• _Set problem_: Switch each "timestamp" in the listing to "datetime" and keep every other line the same.

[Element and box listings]
"""

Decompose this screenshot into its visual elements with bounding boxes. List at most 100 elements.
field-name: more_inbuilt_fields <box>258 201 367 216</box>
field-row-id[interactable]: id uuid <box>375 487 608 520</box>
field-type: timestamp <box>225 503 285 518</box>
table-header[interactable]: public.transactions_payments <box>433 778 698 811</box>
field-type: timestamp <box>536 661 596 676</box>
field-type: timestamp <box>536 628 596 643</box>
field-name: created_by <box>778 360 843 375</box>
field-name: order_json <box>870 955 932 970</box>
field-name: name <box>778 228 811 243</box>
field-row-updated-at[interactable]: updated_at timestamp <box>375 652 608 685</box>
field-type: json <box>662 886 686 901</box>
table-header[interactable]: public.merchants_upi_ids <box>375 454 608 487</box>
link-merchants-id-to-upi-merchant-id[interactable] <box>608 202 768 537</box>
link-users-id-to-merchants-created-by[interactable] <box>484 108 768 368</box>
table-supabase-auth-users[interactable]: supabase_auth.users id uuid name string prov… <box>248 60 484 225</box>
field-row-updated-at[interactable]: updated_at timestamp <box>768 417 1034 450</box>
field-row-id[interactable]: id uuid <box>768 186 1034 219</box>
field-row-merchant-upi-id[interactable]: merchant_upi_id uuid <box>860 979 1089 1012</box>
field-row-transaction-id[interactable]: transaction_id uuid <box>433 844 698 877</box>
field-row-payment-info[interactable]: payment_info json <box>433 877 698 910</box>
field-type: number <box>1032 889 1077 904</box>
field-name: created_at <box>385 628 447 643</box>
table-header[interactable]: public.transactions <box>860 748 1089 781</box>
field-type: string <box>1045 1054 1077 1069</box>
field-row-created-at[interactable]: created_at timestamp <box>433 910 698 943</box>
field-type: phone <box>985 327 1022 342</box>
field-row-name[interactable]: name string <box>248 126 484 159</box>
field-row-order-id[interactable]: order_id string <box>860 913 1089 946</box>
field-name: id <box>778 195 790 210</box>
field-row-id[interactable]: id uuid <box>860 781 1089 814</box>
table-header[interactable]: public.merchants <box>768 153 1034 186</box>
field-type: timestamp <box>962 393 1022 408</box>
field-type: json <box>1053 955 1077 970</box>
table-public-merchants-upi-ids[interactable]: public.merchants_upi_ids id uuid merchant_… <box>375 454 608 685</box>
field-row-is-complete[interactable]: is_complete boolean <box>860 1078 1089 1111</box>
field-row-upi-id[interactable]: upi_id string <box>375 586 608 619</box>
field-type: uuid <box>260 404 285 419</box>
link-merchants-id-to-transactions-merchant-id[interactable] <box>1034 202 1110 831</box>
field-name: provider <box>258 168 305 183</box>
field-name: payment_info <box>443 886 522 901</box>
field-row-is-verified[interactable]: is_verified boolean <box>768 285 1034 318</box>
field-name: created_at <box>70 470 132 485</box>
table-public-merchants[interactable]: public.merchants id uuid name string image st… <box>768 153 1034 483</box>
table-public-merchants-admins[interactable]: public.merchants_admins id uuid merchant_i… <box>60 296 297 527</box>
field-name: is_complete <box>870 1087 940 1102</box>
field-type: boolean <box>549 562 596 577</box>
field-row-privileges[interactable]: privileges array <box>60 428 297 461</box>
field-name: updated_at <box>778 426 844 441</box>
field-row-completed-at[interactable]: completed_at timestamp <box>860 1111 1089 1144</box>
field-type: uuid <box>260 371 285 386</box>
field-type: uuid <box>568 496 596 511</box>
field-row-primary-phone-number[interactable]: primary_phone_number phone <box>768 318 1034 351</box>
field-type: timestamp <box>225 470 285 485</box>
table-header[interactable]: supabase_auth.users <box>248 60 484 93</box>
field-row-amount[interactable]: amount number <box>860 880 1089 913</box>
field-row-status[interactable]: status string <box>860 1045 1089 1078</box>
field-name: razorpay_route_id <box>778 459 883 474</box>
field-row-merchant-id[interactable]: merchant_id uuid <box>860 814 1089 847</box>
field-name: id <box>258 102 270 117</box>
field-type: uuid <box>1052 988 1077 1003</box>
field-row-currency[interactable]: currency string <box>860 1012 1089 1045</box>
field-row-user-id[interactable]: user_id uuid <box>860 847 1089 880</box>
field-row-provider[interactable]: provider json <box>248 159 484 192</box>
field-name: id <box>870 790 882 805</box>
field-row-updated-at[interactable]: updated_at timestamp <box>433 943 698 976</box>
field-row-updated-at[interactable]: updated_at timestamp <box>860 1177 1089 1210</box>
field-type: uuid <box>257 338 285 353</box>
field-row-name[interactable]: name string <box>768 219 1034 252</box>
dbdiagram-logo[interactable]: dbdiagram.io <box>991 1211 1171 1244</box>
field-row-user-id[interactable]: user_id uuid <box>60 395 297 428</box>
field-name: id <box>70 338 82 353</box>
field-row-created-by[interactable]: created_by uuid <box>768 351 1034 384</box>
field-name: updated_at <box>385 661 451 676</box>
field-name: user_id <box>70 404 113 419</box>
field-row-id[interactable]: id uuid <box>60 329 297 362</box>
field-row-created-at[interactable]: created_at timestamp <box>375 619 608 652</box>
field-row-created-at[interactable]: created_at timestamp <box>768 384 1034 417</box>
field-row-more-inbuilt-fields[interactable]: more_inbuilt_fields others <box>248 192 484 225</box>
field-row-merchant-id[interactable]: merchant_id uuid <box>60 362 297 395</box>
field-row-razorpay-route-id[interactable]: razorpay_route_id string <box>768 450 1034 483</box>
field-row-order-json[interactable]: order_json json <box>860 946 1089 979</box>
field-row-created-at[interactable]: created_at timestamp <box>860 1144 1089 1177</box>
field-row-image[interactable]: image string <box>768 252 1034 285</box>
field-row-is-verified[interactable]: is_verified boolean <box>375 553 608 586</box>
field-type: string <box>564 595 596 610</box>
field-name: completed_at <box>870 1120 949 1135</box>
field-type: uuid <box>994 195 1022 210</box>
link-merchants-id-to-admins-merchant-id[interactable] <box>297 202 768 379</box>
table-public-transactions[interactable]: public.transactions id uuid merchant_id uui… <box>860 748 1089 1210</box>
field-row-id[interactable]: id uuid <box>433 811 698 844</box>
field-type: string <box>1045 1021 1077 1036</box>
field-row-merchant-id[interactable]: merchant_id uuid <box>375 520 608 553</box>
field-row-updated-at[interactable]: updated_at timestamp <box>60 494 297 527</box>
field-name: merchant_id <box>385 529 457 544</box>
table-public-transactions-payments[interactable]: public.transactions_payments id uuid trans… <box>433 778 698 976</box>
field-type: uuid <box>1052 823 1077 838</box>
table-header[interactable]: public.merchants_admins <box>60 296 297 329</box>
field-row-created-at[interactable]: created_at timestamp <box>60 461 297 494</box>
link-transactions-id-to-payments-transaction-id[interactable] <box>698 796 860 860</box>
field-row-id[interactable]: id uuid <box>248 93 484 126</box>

"""

• _Full output_:
Decompose this screenshot into its visual elements with bounding boxes. List at most 100 elements.
field-name: more_inbuilt_fields <box>258 201 367 216</box>
field-row-id[interactable]: id uuid <box>375 487 608 520</box>
field-type: datetime <box>225 503 285 518</box>
table-header[interactable]: public.transactions_payments <box>433 778 698 811</box>
field-type: datetime <box>536 661 596 676</box>
field-type: datetime <box>536 628 596 643</box>
field-name: created_by <box>778 360 843 375</box>
field-name: order_json <box>870 955 932 970</box>
field-name: name <box>778 228 811 243</box>
field-row-updated-at[interactable]: updated_at datetime <box>375 652 608 685</box>
field-type: json <box>662 886 686 901</box>
table-header[interactable]: public.merchants_upi_ids <box>375 454 608 487</box>
link-merchants-id-to-upi-merchant-id[interactable] <box>608 202 768 537</box>
link-users-id-to-merchants-created-by[interactable] <box>484 108 768 368</box>
table-supabase-auth-users[interactable]: supabase_auth.users id uuid name string prov… <box>248 60 484 225</box>
field-row-updated-at[interactable]: updated_at datetime <box>768 417 1034 450</box>
field-row-id[interactable]: id uuid <box>768 186 1034 219</box>
field-row-merchant-upi-id[interactable]: merchant_upi_id uuid <box>860 979 1089 1012</box>
field-row-transaction-id[interactable]: transaction_id uuid <box>433 844 698 877</box>
field-row-payment-info[interactable]: payment_info json <box>433 877 698 910</box>
field-type: number <box>1032 889 1077 904</box>
field-name: created_at <box>385 628 447 643</box>
table-header[interactable]: public.transactions <box>860 748 1089 781</box>
field-type: string <box>1045 1054 1077 1069</box>
field-row-created-at[interactable]: created_at datetime <box>433 910 698 943</box>
field-type: phone <box>985 327 1022 342</box>
field-row-name[interactable]: name string <box>248 126 484 159</box>
field-row-order-id[interactable]: order_id string <box>860 913 1089 946</box>
field-name: id <box>778 195 790 210</box>
field-row-id[interactable]: id uuid <box>860 781 1089 814</box>
table-header[interactable]: public.merchants <box>768 153 1034 186</box>
field-type: datetime <box>962 393 1022 408</box>
field-type: json <box>1053 955 1077 970</box>
table-public-merchants-upi-ids[interactable]: public.merchants_upi_ids id uuid merchant_… <box>375 454 608 685</box>
field-row-is-complete[interactable]: is_complete boolean <box>860 1078 1089 1111</box>
field-row-upi-id[interactable]: upi_id string <box>375 586 608 619</box>
field-type: uuid <box>260 404 285 419</box>
link-merchants-id-to-transactions-merchant-id[interactable] <box>1034 202 1110 831</box>
field-name: provider <box>258 168 305 183</box>
field-name: payment_info <box>443 886 522 901</box>
field-row-is-verified[interactable]: is_verified boolean <box>768 285 1034 318</box>
field-name: created_at <box>70 470 132 485</box>
table-public-merchants[interactable]: public.merchants id uuid name string image st… <box>768 153 1034 483</box>
table-public-merchants-admins[interactable]: public.merchants_admins id uuid merchant_i… <box>60 296 297 527</box>
field-name: is_complete <box>870 1087 940 1102</box>
field-type: boolean <box>549 562 596 577</box>
field-row-privileges[interactable]: privileges array <box>60 428 297 461</box>
field-name: updated_at <box>778 426 844 441</box>
field-row-completed-at[interactable]: completed_at datetime <box>860 1111 1089 1144</box>
field-type: uuid <box>260 371 285 386</box>
field-type: uuid <box>568 496 596 511</box>
field-row-primary-phone-number[interactable]: primary_phone_number phone <box>768 318 1034 351</box>
field-type: datetime <box>225 470 285 485</box>
table-header[interactable]: supabase_auth.users <box>248 60 484 93</box>
field-row-amount[interactable]: amount number <box>860 880 1089 913</box>
field-row-status[interactable]: status string <box>860 1045 1089 1078</box>
field-name: razorpay_route_id <box>778 459 883 474</box>
field-row-merchant-id[interactable]: merchant_id uuid <box>860 814 1089 847</box>
field-name: id <box>258 102 270 117</box>
field-type: uuid <box>1052 988 1077 1003</box>
field-row-currency[interactable]: currency string <box>860 1012 1089 1045</box>
field-row-user-id[interactable]: user_id uuid <box>860 847 1089 880</box>
field-row-provider[interactable]: provider json <box>248 159 484 192</box>
field-name: id <box>870 790 882 805</box>
field-row-updated-at[interactable]: updated_at datetime <box>433 943 698 976</box>
field-row-updated-at[interactable]: updated_at datetime <box>860 1177 1089 1210</box>
field-type: uuid <box>257 338 285 353</box>
field-row-name[interactable]: name string <box>768 219 1034 252</box>
dbdiagram-logo[interactable]: dbdiagram.io <box>991 1211 1171 1244</box>
field-row-user-id[interactable]: user_id uuid <box>60 395 297 428</box>
field-name: id <box>70 338 82 353</box>
field-row-created-by[interactable]: created_by uuid <box>768 351 1034 384</box>
field-name: updated_at <box>385 661 451 676</box>
field-name: user_id <box>70 404 113 419</box>
field-row-id[interactable]: id uuid <box>60 329 297 362</box>
field-row-created-at[interactable]: created_at datetime <box>375 619 608 652</box>
field-row-created-at[interactable]: created_at datetime <box>768 384 1034 417</box>
field-row-more-inbuilt-fields[interactable]: more_inbuilt_fields others <box>248 192 484 225</box>
field-row-merchant-id[interactable]: merchant_id uuid <box>60 362 297 395</box>
field-row-razorpay-route-id[interactable]: razorpay_route_id string <box>768 450 1034 483</box>
field-row-order-json[interactable]: order_json json <box>860 946 1089 979</box>
field-row-created-at[interactable]: created_at datetime <box>860 1144 1089 1177</box>
field-row-image[interactable]: image string <box>768 252 1034 285</box>
field-row-is-verified[interactable]: is_verified boolean <box>375 553 608 586</box>
field-type: string <box>564 595 596 610</box>
field-name: completed_at <box>870 1120 949 1135</box>
field-type: uuid <box>994 195 1022 210</box>
link-merchants-id-to-admins-merchant-id[interactable] <box>297 202 768 379</box>
table-public-transactions[interactable]: public.transactions id uuid merchant_id uui… <box>860 748 1089 1210</box>
field-row-id[interactable]: id uuid <box>433 811 698 844</box>
field-type: string <box>1045 1021 1077 1036</box>
field-row-merchant-id[interactable]: merchant_id uuid <box>375 520 608 553</box>
field-row-updated-at[interactable]: updated_at datetime <box>60 494 297 527</box>
field-name: merchant_id <box>385 529 457 544</box>
table-public-transactions-payments[interactable]: public.transactions_payments id uuid trans… <box>433 778 698 976</box>
field-type: uuid <box>1052 823 1077 838</box>
table-header[interactable]: public.merchants_admins <box>60 296 297 329</box>
field-row-created-at[interactable]: created_at datetime <box>60 461 297 494</box>
link-transactions-id-to-payments-transaction-id[interactable] <box>698 796 860 860</box>
field-row-id[interactable]: id uuid <box>248 93 484 126</box>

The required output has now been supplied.